**ISTRUZIONE SCRITTA**
Restituisca identiche, senza alcuna modifica, le righe dei dati che partono da quella contenente "- y-tick-label: 20: [68, 412, 85, 428]" e proseguono fino a quella contenente "- y-tick-label: 80: [68, 92, 85, 108]", entrambe incluse.

┌─ DATI DI INGRESSO

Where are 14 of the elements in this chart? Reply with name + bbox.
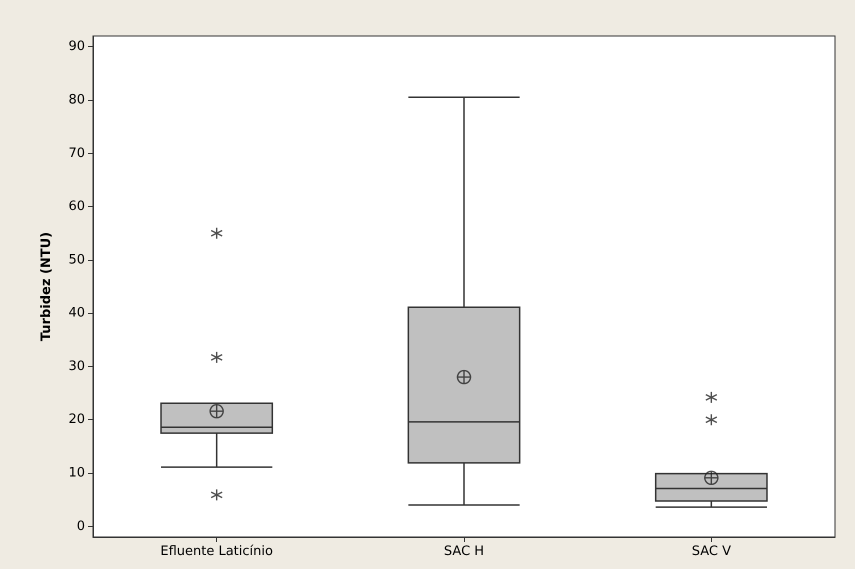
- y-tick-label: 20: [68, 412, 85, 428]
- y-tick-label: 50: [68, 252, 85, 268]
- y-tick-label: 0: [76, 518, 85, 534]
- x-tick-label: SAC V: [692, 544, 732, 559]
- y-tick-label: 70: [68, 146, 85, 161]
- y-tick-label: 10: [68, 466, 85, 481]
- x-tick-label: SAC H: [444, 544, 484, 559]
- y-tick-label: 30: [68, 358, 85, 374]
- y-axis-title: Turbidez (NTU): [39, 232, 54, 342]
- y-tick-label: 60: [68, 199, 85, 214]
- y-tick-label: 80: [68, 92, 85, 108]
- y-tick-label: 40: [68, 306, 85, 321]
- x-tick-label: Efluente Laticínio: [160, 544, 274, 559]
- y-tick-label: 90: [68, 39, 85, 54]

└─

**SOLUZIONE DEL PROBLEMA**
- y-tick-label: 20: [68, 412, 85, 428]
- y-tick-label: 50: [68, 252, 85, 268]
- y-tick-label: 0: [76, 518, 85, 534]
- x-tick-label: SAC V: [692, 544, 732, 559]
- y-tick-label: 70: [68, 146, 85, 161]
- y-tick-label: 10: [68, 466, 85, 481]
- x-tick-label: SAC H: [444, 544, 484, 559]
- y-tick-label: 30: [68, 358, 85, 374]
- y-axis-title: Turbidez (NTU): [39, 232, 54, 342]
- y-tick-label: 60: [68, 199, 85, 214]
- y-tick-label: 80: [68, 92, 85, 108]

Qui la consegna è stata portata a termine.